*Testo di lettura*.
====
Abbiamo visto come studiosi ebrei in tempi moderni abbiano tentato di riformulare la propria fede consistentemente con i progressi della scienza e del pensiero sociopolitico e come alcune di queste reinterpretazioni si cristallizzino nella forma di commentario biblico.

Moses Mendelssohn presenta la Torah come "legislazione rivelata", scavalcando problemi dottrinali ma minando alquanto i propri argomenti per separare rigorosamente chiesa e stato.

Salomon Ludwig Steinheim nega che la rivelazione comprenda formulazioni di etica o legge; il contenuto della rivelazione sono i quattro principi di: unicità di Dio, creazione, libertà e immortalità dell'anima.

Samuel Holdheim, adottando la posizione che la Scrittura è il riflesso umano del divino, conclude che l'autorità risiede in ragione e coscienza, non nel testo.

Numerosi pensatori riformisti (Krochmal, Formstecher, Samuel Hirsch, Hermann Cohen), stimolati dalla fiducia illuminista nel progresso umano, teologizzano ciò nel concetto di rivelazione progressiva.

Martin Buber riduce ancor di più il "contenuto" della rivelazione, ad un "incontro" tra Dio e l'individuo, non catturato in parole; Franz Rosenzweig salva l'Halakhah, ma non la fede nel dettato divino, asserendo che mitzvot specifiche si rifanno alla pratica del fedele verso "il comandamento", cioè il comandamento dell'amore che nasce dal dialogo tra Dio, Uomo e Mondo.

Abraham Joshua Heschel interpreta la religione come interesse per le questioni "ultime"; "coinvolgimento" nell'esperienza in esame è ciò che conta, non l'indagine storica dei testi.

Per Emmanuel Levinas, al contrario, i testi hanno importanza (sebbene non siano "rivelati" nel senso tradizionale di essere stati "dettati" da Dio). La rivelazione è trascendenza dell'etico, esigendo che ciascun individuo interpreti le proprie responsabilità verso l'Altro; tuttavia la rivelazione è specifica, risultando in un "commentario" di Halakhah e Aggadah che si evolve costantemente.
====
*Dati*.
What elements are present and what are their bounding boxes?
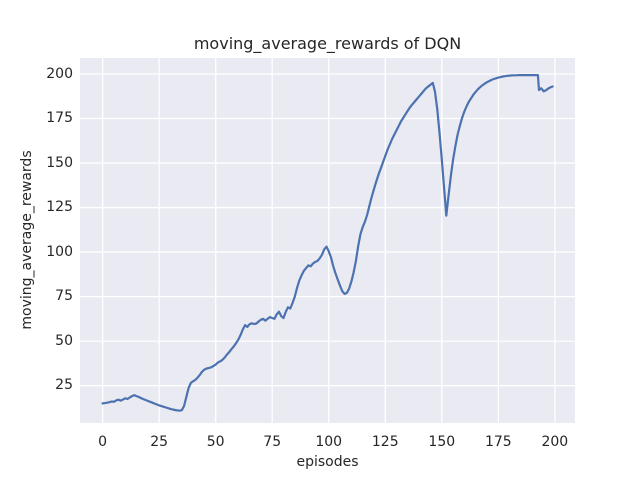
====
*Esercizi proposti*.
1/ Secondo il brano sulla rivelazione nel pensiero ebraico moderno, quali sono i quattro principi che Steinheim considera contenuto della rivelazione?
2/ Aggiorna il brano sulla rivelazione riscrivendone la parte che parte da "Moses Mendelssohn presenta" e prosegue fino a "di rivelazione progressiva.", mettendo "sensibilità morale" al posto di "coscienza".
3/ Nel brano sulla rivelazione, perché Samuel Holdheim colloca l'autorità nella ragione e nella coscienza anziché nel testo?

*Soluzioni*.
1/ Unicità di Dio, creazione, libertà e immortalità dell'anima.

2/
Moses Mendelssohn presenta la Torah come "legislazione rivelata", scavalcando problemi dottrinali ma minando alquanto i propri argomenti per separare rigorosamente chiesa e stato.

Salomon Ludwig Steinheim nega che la rivelazione comprenda formulazioni di etica o legge; il contenuto della rivelazione sono i quattro principi di: unicità di Dio, creazione, libertà e immortalità dell'anima.

Samuel Holdheim, adottando la posizione che la Scrittura è il riflesso umano del divino, conclude che l'autorità risiede in ragione e sensibilità morale, non nel testo.

Numerosi pensatori riformisti (Krochmal, Formstecher, Samuel Hirsch, Hermann Cohen), stimolati dalla fiducia illuminista nel progresso umano, teologizzano ciò nel concetto di rivelazione progressiva.

3/ Holdheim adotta la posizione secondo cui la Scrittura è il riflesso umano del divino. Da questa premessa conclude che l'autorità risiede in ragione e coscienza, non nel testo.